Find all lines in the records that include the word "paperclip", and copy them out.

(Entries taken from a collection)
------------------------------------------------------------------------
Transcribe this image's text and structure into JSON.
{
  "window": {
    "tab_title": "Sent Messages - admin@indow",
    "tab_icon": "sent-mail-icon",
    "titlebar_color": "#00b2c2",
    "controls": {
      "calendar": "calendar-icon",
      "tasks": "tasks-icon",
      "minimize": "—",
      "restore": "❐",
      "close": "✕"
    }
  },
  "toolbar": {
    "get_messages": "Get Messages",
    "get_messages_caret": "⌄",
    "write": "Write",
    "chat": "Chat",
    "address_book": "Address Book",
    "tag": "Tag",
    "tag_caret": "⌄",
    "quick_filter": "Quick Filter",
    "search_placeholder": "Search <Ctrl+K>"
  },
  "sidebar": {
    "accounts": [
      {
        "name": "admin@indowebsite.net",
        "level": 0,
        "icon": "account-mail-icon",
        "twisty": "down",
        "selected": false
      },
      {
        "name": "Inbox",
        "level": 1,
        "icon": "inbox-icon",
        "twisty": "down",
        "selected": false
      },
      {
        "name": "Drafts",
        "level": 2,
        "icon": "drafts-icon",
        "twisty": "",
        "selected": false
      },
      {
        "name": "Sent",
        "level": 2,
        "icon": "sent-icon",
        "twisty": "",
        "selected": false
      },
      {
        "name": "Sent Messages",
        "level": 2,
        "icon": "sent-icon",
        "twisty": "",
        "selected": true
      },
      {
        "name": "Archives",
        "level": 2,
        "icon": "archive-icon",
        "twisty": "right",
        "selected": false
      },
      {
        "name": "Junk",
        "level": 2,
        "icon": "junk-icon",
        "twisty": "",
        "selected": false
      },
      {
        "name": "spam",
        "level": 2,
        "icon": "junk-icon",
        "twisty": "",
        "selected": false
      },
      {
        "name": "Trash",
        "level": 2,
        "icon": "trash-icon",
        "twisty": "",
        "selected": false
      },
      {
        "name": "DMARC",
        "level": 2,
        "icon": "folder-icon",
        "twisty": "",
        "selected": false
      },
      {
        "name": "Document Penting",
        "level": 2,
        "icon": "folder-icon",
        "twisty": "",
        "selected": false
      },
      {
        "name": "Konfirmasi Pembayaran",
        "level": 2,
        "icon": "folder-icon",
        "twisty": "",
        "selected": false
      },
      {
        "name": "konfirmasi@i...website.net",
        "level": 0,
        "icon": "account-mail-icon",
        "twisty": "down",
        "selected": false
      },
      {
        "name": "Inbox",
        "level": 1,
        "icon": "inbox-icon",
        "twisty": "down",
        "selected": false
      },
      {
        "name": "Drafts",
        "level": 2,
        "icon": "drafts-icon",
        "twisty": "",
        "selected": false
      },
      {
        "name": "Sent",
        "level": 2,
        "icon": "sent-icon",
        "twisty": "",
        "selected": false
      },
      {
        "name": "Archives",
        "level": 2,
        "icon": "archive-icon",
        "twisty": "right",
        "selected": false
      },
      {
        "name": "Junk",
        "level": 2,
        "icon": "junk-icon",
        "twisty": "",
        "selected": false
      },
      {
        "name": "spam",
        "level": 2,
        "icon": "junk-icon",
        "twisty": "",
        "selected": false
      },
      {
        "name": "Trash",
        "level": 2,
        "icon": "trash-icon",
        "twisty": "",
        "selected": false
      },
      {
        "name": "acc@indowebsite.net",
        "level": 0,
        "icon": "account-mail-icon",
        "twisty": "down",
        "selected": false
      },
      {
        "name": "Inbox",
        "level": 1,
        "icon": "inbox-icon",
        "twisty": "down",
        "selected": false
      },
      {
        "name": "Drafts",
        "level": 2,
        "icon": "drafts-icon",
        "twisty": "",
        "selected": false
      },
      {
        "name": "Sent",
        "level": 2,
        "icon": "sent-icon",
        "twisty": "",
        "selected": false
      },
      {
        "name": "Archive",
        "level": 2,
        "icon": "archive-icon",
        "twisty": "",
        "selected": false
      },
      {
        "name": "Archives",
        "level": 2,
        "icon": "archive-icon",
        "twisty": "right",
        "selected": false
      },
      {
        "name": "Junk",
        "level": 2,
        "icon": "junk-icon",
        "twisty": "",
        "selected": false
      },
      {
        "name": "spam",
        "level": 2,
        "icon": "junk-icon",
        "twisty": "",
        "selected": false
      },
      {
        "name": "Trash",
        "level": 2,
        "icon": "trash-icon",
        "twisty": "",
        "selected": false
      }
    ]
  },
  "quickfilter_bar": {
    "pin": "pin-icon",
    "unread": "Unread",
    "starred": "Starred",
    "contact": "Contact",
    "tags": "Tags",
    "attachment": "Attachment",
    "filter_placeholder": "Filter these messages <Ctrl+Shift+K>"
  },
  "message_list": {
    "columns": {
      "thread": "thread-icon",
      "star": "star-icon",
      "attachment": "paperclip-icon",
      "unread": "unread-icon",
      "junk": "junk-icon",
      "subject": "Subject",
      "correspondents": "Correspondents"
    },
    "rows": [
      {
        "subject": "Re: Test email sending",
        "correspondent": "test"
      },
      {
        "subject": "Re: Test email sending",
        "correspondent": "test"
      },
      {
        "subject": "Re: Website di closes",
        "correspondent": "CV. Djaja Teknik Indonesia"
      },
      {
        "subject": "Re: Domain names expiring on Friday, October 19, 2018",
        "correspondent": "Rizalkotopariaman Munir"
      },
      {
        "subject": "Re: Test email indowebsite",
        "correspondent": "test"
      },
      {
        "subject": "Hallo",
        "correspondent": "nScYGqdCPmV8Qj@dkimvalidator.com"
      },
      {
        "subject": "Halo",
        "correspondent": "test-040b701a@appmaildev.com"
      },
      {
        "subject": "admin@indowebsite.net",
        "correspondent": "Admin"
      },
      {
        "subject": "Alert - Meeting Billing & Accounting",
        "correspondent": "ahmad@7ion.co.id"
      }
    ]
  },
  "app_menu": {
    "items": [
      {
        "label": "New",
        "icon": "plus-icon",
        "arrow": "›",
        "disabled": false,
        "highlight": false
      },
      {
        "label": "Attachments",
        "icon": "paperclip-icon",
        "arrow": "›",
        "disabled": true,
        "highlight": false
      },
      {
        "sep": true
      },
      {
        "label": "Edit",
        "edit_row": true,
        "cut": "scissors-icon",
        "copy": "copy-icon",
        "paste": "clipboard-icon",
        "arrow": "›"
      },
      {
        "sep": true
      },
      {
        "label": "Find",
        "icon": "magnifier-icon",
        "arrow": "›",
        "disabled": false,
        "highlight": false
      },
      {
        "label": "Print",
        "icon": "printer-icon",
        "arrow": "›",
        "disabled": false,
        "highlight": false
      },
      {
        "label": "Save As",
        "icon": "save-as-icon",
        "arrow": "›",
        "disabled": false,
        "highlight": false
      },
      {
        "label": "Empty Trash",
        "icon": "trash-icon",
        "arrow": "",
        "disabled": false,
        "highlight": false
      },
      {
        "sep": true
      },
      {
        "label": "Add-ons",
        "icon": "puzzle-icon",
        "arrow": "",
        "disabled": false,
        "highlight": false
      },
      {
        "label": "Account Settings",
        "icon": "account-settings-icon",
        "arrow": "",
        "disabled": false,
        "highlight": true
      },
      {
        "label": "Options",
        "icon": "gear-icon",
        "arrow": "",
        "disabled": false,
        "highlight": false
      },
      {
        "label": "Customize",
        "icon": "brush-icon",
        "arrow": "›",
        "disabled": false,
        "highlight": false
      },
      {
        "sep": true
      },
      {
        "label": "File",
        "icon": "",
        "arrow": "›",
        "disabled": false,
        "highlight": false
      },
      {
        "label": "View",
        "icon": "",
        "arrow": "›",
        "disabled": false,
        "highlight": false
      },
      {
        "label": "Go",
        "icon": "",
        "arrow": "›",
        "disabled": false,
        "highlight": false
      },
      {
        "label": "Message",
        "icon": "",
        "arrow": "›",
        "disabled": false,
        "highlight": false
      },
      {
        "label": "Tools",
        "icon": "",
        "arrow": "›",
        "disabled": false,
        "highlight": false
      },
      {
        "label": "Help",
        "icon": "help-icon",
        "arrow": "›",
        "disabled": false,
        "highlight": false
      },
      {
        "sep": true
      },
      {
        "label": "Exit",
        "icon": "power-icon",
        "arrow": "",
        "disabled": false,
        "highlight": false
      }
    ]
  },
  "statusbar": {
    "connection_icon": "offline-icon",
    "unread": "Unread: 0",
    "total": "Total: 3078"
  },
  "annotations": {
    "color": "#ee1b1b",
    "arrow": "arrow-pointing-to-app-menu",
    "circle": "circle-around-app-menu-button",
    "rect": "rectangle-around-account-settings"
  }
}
------------------------------------------------------------------------
» **ANSWER TO THIS PROBLEM**
      "attachment": "paperclip-icon",
        "icon": "paperclip-icon",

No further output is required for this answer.